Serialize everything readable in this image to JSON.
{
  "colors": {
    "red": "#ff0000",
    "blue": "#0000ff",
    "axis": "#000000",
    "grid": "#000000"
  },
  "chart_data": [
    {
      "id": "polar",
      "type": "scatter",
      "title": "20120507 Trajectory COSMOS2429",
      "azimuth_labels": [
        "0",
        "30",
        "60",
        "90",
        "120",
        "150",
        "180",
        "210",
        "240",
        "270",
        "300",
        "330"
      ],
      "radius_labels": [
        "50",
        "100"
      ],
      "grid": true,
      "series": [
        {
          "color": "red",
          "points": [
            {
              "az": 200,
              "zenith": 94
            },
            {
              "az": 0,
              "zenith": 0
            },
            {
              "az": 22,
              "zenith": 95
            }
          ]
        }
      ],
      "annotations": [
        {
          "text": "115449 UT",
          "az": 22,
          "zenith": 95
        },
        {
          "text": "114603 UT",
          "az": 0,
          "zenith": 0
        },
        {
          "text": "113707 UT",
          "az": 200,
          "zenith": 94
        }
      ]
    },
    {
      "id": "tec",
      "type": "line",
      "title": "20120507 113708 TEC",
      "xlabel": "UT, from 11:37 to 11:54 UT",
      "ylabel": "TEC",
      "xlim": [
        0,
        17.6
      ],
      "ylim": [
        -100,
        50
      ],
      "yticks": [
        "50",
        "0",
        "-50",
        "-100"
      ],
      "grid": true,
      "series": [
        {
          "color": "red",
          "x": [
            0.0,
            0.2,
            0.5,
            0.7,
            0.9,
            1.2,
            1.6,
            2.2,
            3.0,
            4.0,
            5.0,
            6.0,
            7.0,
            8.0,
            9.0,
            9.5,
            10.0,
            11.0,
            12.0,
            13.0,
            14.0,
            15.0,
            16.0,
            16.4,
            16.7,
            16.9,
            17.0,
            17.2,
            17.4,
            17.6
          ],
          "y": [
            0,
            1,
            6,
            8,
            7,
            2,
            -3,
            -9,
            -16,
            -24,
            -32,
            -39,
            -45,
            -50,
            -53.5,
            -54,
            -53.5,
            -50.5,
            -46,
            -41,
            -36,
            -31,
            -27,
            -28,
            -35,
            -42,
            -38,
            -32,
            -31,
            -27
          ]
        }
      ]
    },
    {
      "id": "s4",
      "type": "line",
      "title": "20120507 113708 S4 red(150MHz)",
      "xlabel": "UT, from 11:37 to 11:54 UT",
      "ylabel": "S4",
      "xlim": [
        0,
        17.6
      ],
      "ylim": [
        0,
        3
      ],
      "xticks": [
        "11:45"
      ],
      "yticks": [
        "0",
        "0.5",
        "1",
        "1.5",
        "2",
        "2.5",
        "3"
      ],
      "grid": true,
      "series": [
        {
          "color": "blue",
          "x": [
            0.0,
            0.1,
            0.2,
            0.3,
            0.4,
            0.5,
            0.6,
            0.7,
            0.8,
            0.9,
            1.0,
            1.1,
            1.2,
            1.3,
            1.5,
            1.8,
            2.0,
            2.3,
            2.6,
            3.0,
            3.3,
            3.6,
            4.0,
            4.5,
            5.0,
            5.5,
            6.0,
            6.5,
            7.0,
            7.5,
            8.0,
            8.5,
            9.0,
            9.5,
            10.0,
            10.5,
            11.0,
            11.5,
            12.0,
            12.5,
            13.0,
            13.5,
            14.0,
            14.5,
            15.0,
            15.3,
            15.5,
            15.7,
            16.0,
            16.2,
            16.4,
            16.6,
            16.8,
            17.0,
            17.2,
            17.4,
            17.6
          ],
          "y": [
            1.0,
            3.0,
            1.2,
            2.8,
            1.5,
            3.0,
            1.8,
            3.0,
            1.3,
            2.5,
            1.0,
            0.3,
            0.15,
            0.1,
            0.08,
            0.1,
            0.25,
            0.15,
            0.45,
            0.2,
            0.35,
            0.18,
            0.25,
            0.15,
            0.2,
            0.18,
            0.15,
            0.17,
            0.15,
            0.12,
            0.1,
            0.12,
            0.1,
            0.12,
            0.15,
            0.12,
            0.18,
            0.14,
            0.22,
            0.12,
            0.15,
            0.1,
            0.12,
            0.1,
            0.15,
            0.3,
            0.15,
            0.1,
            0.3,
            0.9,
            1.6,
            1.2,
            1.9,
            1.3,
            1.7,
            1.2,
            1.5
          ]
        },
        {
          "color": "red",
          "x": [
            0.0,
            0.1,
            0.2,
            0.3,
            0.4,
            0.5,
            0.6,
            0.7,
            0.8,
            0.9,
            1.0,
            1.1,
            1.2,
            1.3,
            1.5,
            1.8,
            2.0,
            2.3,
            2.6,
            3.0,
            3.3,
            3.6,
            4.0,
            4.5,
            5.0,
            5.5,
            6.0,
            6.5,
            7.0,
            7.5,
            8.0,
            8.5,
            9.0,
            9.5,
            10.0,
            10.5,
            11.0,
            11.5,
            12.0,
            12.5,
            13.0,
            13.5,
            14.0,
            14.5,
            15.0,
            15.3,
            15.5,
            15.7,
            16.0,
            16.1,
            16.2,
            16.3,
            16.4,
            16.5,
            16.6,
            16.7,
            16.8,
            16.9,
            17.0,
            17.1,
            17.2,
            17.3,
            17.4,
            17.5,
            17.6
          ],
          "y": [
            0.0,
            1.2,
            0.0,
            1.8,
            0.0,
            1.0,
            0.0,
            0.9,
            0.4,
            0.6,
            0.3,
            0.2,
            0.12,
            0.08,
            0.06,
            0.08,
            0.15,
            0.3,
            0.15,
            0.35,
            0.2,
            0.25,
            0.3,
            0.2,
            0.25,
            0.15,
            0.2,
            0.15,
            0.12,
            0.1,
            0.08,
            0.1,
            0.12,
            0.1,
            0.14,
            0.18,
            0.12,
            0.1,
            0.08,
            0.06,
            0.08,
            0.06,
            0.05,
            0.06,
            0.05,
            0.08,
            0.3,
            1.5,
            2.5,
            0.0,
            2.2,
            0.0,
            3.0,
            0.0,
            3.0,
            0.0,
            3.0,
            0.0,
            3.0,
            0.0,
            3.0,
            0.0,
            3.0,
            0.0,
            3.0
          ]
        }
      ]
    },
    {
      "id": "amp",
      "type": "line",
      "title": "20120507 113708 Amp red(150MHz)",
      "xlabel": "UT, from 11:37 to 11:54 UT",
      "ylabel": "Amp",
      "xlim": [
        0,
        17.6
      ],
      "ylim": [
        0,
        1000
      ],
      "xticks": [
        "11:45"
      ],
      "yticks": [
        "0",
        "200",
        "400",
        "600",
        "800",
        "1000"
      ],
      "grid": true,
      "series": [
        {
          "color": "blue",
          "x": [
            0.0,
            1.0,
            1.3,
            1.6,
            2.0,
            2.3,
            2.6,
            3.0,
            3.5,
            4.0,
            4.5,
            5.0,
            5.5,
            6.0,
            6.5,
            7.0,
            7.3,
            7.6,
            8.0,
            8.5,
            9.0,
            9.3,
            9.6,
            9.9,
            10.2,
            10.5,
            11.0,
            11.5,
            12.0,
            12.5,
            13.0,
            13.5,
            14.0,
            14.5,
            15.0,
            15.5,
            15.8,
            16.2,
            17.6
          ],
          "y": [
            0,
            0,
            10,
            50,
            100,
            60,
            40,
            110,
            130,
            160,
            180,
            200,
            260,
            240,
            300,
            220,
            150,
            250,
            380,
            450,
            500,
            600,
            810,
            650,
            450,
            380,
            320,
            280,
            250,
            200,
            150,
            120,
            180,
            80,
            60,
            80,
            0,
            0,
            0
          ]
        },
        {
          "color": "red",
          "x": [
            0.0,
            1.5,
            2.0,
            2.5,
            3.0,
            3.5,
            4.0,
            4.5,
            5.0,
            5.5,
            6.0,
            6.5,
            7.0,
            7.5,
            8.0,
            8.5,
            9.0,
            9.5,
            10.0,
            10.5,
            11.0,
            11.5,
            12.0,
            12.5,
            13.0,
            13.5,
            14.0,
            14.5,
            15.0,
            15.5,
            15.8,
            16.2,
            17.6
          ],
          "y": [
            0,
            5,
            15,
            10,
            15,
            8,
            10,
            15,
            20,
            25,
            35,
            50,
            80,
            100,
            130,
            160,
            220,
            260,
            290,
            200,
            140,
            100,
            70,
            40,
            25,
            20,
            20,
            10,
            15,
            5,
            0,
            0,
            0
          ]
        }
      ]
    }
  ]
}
= = = =
Task details
Go through the listing above and locate each line that holds the word "zenith". Copy those lines.

Output below
              "zenith": 94
              "zenith": 0
              "zenith": 95
          "zenith": 95
          "zenith": 0
          "zenith": 94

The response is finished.